* **PROBLEM DESCRIPTION**
Transcribe the listing in full, excluding any pictures.

-- ITEMS start --

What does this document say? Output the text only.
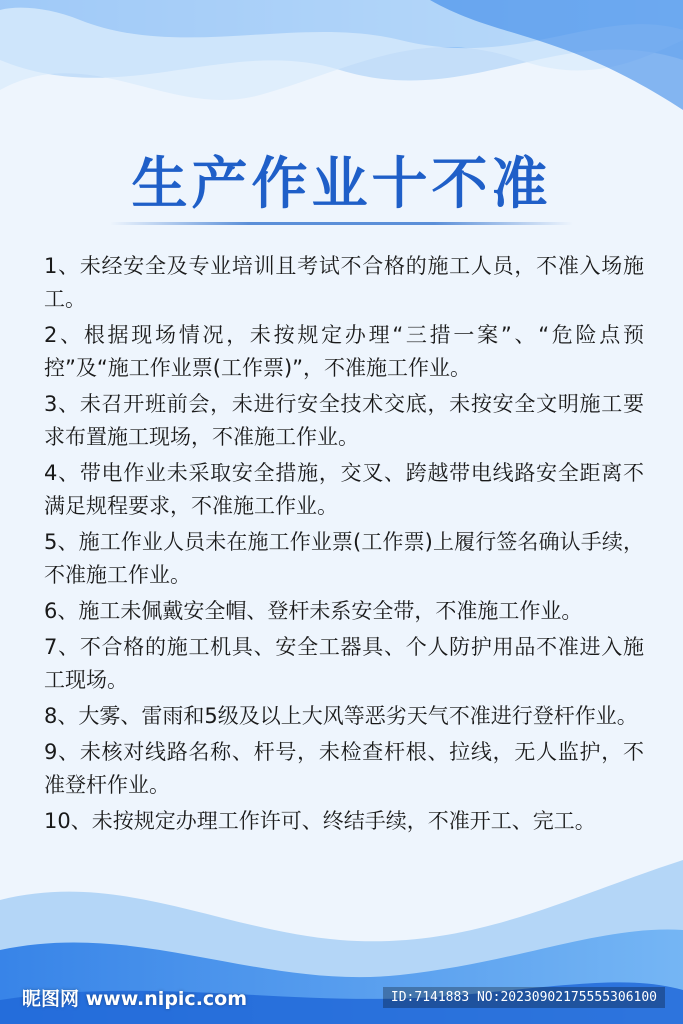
生产作业十不准
1、未经安全及专业培训且考试不合格的施工人员，不准入场施工。
2、根据现场情况，未按规定办理“三措一案”、“危险点预控”及“施工作业票(工作票)”，不准施工作业。
3、未召开班前会，未进行安全技术交底，未按安全文明施工要求布置施工现场，不准施工作业。
4、带电作业未采取安全措施，交叉、跨越带电线路安全距离不满足规程要求，不准施工作业。
5、施工作业人员未在施工作业票(工作票)上履行签名确认手续，不准施工作业。
6、施工未佩戴安全帽、登杆未系安全带，不准施工作业。
7、不合格的施工机具、安全工器具、个人防护用品不准进入施工现场。
8、大雾、雷雨和5级及以上大风等恶劣天气不准进行登杆作业。
9、未核对线路名称、杆号，未检查杆根、拉线，无人监护，不准登杆作业。
10、未按规定办理工作许可、终结手续，不准开工、完工。
昵图网 www.nipic.com	ID:7141883 NO:20230902175555306100
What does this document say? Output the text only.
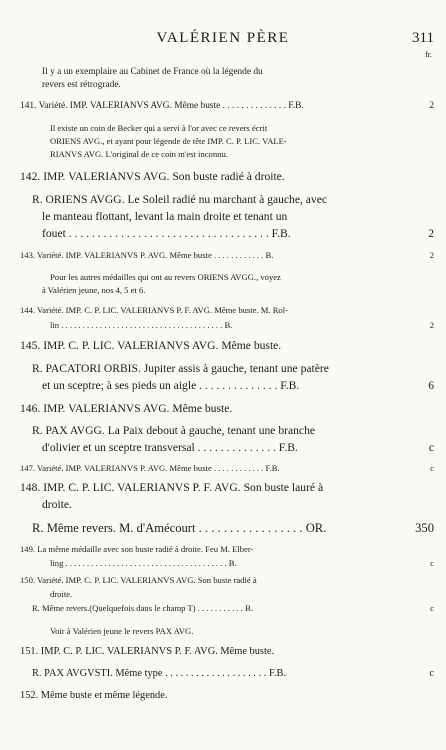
VALÉRIEN PÈRE	311
fr.
Il y a un exemplaire au Cabinet de France où la légende du
revers est rétrograde.
141. Variété. IMP. VALERIANVS AVG. Même buste . . . . . . . . . . . . . . F.B.	2
Il existe un coin de Becker qui a servi à l'or avec ce revers écrit
ORIENS AVG., et ayant pour légende de tête IMP. C. P. LIC. VALE-
RIANVS AVG. L'original de ce coin m'est inconnu.
142. IMP. VALERIANVS AVG. Son buste radié à droite.
R. ORIENS AVGG. Le Soleil radié nu marchant à gauche, avec
le manteau flottant, levant la main droite et tenant un
fouet . . . . . . . . . . . . . . . . . . . . . . . . . . . . . . . . . . . F.B.	2
143. Variété. IMP. VALERIANVS P. AVG. Même buste . . . . . . . . . . . . B.	2
Pour les autres médailles qui ont au revers ORIENS AVGG., voyez
à Valérien jeune, nos 4, 5 et 6.
144. Variété. IMP. C. P. LIC. VALERIANVS P. F. AVG. Même buste. M. Rol-
lin . . . . . . . . . . . . . . . . . . . . . . . . . . . . . . . . . . . . . . B.	2
145. IMP. C. P. LIC. VALERIANVS AVG. Même buste.
R. PACATORI ORBIS. Jupiter assis à gauche, tenant une patère
et un sceptre; à ses pieds un aigle . . . . . . . . . . . . . . F.B.	6
146. IMP. VALERIANVS AVG. Même buste.
R. PAX AVGG. La Paix debout à gauche, tenant une branche
d'olivier et un sceptre transversal . . . . . . . . . . . . . . F.B.	c
147. Variété. IMP. VALERIANVS P. AVG. Même buste . . . . . . . . . . . . F.B.	c
148. IMP. C. P. LIC. VALERIANVS P. F. AVG. Son buste lauré à
droite.
R. Même revers. M. d'Amécourt . . . . . . . . . . . . . . . . . OR.	350
149. La même médaille avec son buste radié à droite. Feu M. Elber-
ling . . . . . . . . . . . . . . . . . . . . . . . . . . . . . . . . . . . . . . B.	c
150. Variété. IMP. C. P. LIC. VALERIANVS AVG. Son buste radié à
droite.
R. Même revers.(Quelquefois dans le champ T) . . . . . . . . . . . B.	c
Voir à Valérien jeune le revers PAX AVG.
151. IMP. C. P. LIC. VALERIANVS P. F. AVG. Même buste.
R. PAX AVGVSTI. Même type . . . . . . . . . . . . . . . . . . . . F.B.	c
152. Même buste et même légende.
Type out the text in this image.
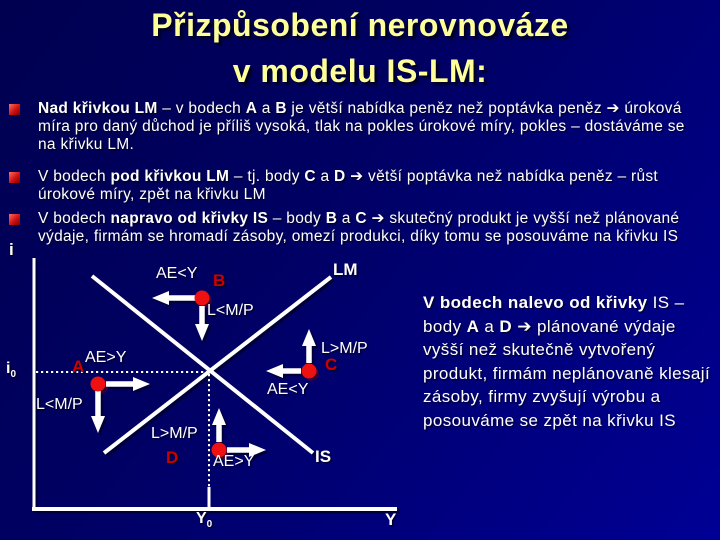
Přizpůsobení nerovnováze
v modelu IS-LM:
Nad křivkou LM – v bodech A a B je větší nabídka peněz než poptávka peněz ➔ úroková míra pro daný důchod je příliš vysoká, tlak na pokles úrokové míry, pokles – dostáváme se na křivku LM.
V bodech pod křivkou LM – tj. body C a D ➔ větší poptávka než nabídka peněz – růst úrokové míry, zpět na křivku LM
V bodech napravo od křivky IS – body B a C ➔ skutečný produkt je vyšší než plánované výdaje, firmám se hromadí zásoby, omezí produkci, díky tomu se posouváme na křivku IS
V bodech nalevo od křivky IS – body A a D ➔ plánované výdaje vyšší než skutečně vytvořený produkt, firmám neplánovaně klesají zásoby, firmy zvyšují výrobu a posouváme se zpět na křivku IS
i
$i_0$
AE>Y
A
L<M/P
AE<Y B
L<M/P
LM
L>M/P
C
AE<Y
L>M/P
D AE>Y	IS
$Y_0$	Y
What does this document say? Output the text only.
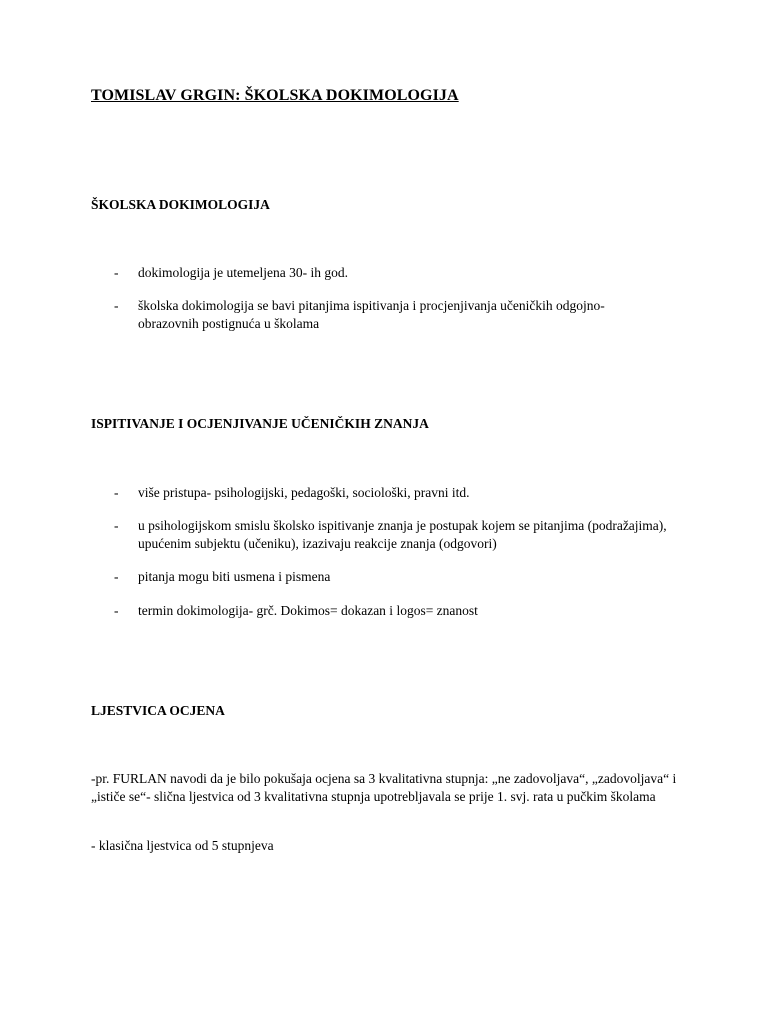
TOMISLAV GRGIN: ŠKOLSKA DOKIMOLOGIJA
ŠKOLSKA DOKIMOLOGIJA
- dokimologija je utemeljena 30- ih god.
- školska dokimologija se bavi pitanjima ispitivanja i procjenjivanja učeničkih odgojno- obrazovnih postignuća u školama
ISPITIVANJE I OCJENJIVANJE UČENIČKIH ZNANJA
- više pristupa- psihologijski, pedagoški, sociološki, pravni itd.
- u psihologijskom smislu školsko ispitivanje znanja je postupak kojem se pitanjima (podražajima), upućenim subjektu (učeniku), izazivaju reakcije znanja (odgovori)
- pitanja mogu biti usmena i pismena
- termin dokimologija- grč. Dokimos= dokazan i logos= znanost
LJESTVICA OCJENA

-pr. FURLAN navodi da je bilo pokušaja ocjena sa 3 kvalitativna stupnja: „ne zadovoljava“, „zadovoljava“ i „ističe se“- slična ljestvica od 3 kvalitativna stupnja upotrebljavala se prije 1. svj. rata u pučkim školama

- klasična ljestvica od 5 stupnjeva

-- ITEMS end --

* **WRITTEN REPLY**
What does this document say? Output the text only.
生产作业十不准
1、未经安全及专业培训且考试不合格的施工人员，不准入场施工。
2、根据现场情况，未按规定办理“三措一案”、“危险点预控”及“施工作业票(工作票)”，不准施工作业。
3、未召开班前会，未进行安全技术交底，未按安全文明施工要求布置施工现场，不准施工作业。
4、带电作业未采取安全措施，交叉、跨越带电线路安全距离不满足规程要求，不准施工作业。
5、施工作业人员未在施工作业票(工作票)上履行签名确认手续，不准施工作业。
6、施工未佩戴安全帽、登杆未系安全带，不准施工作业。
7、不合格的施工机具、安全工器具、个人防护用品不准进入施工现场。
8、大雾、雷雨和5级及以上大风等恶劣天气不准进行登杆作业。
9、未核对线路名称、杆号，未检查杆根、拉线，无人监护，不准登杆作业。
10、未按规定办理工作许可、终结手续，不准开工、完工。
昵图网 www.nipic.com	ID:7141883 NO:20230902175555306100
What does this document say? Output the text only.
VALÉRIEN PÈRE	311
fr.
Il y a un exemplaire au Cabinet de France où la légende du
revers est rétrograde.
141. Variété. IMP. VALERIANVS AVG. Même buste . . . . . . . . . . . . . . F.B.	2
Il existe un coin de Becker qui a servi à l'or avec ce revers écrit
ORIENS AVG., et ayant pour légende de tête IMP. C. P. LIC. VALE-
RIANVS AVG. L'original de ce coin m'est inconnu.
142. IMP. VALERIANVS AVG. Son buste radié à droite.
R. ORIENS AVGG. Le Soleil radié nu marchant à gauche, avec
le manteau flottant, levant la main droite et tenant un
fouet . . . . . . . . . . . . . . . . . . . . . . . . . . . . . . . . . . . F.B.	2
143. Variété. IMP. VALERIANVS P. AVG. Même buste . . . . . . . . . . . . B.	2
Pour les autres médailles qui ont au revers ORIENS AVGG., voyez
à Valérien jeune, nos 4, 5 et 6.
144. Variété. IMP. C. P. LIC. VALERIANVS P. F. AVG. Même buste. M. Rol-
lin . . . . . . . . . . . . . . . . . . . . . . . . . . . . . . . . . . . . . . B.	2
145. IMP. C. P. LIC. VALERIANVS AVG. Même buste.
R. PACATORI ORBIS. Jupiter assis à gauche, tenant une patère
et un sceptre; à ses pieds un aigle . . . . . . . . . . . . . . F.B.	6
146. IMP. VALERIANVS AVG. Même buste.
R. PAX AVGG. La Paix debout à gauche, tenant une branche
d'olivier et un sceptre transversal . . . . . . . . . . . . . . F.B.	c
147. Variété. IMP. VALERIANVS P. AVG. Même buste . . . . . . . . . . . . F.B.	c
148. IMP. C. P. LIC. VALERIANVS P. F. AVG. Son buste lauré à
droite.
R. Même revers. M. d'Amécourt . . . . . . . . . . . . . . . . . OR.	350
149. La même médaille avec son buste radié à droite. Feu M. Elber-
ling . . . . . . . . . . . . . . . . . . . . . . . . . . . . . . . . . . . . . . B.	c
150. Variété. IMP. C. P. LIC. VALERIANVS AVG. Son buste radié à
droite.
R. Même revers.(Quelquefois dans le champ T) . . . . . . . . . . . B.	c
Voir à Valérien jeune le revers PAX AVG.
151. IMP. C. P. LIC. VALERIANVS P. F. AVG. Même buste.
R. PAX AVGVSTI. Même type . . . . . . . . . . . . . . . . . . . . F.B.	c
152. Même buste et même légende.
Type out the text in this image.
Přizpůsobení nerovnováze
v modelu IS-LM:
Nad křivkou LM – v bodech A a B je větší nabídka peněz než poptávka peněz ➔ úroková míra pro daný důchod je příliš vysoká, tlak na pokles úrokové míry, pokles – dostáváme se na křivku LM.
V bodech pod křivkou LM – tj. body C a D ➔ větší poptávka než nabídka peněz – růst úrokové míry, zpět na křivku LM
V bodech napravo od křivky IS – body B a C ➔ skutečný produkt je vyšší než plánované výdaje, firmám se hromadí zásoby, omezí produkci, díky tomu se posouváme na křivku IS
V bodech nalevo od křivky IS – body A a D ➔ plánované výdaje vyšší než skutečně vytvořený produkt, firmám neplánovaně klesají zásoby, firmy zvyšují výrobu a posouváme se zpět na křivku IS
i
$i_0$
AE>Y
A
L<M/P
AE<Y B
L<M/P
LM
L>M/P
C
AE<Y
L>M/P
D AE>Y	IS
$Y_0$	Y
What does this document say? Output the text only.
TOMISLAV GRGIN: ŠKOLSKA DOKIMOLOGIJA
ŠKOLSKA DOKIMOLOGIJA
- dokimologija je utemeljena 30- ih god.
- školska dokimologija se bavi pitanjima ispitivanja i procjenjivanja učeničkih odgojno- obrazovnih postignuća u školama
ISPITIVANJE I OCJENJIVANJE UČENIČKIH ZNANJA
- više pristupa- psihologijski, pedagoški, sociološki, pravni itd.
- u psihologijskom smislu školsko ispitivanje znanja je postupak kojem se pitanjima (podražajima), upućenim subjektu (učeniku), izazivaju reakcije znanja (odgovori)
- pitanja mogu biti usmena i pismena
- termin dokimologija- grč. Dokimos= dokazan i logos= znanost
LJESTVICA OCJENA

-pr. FURLAN navodi da je bilo pokušaja ocjena sa 3 kvalitativna stupnja: „ne zadovoljava“, „zadovoljava“ i „ističe se“- slična ljestvica od 3 kvalitativna stupnja upotrebljavala se prije 1. svj. rata u pučkim školama

- klasična ljestvica od 5 stupnjeva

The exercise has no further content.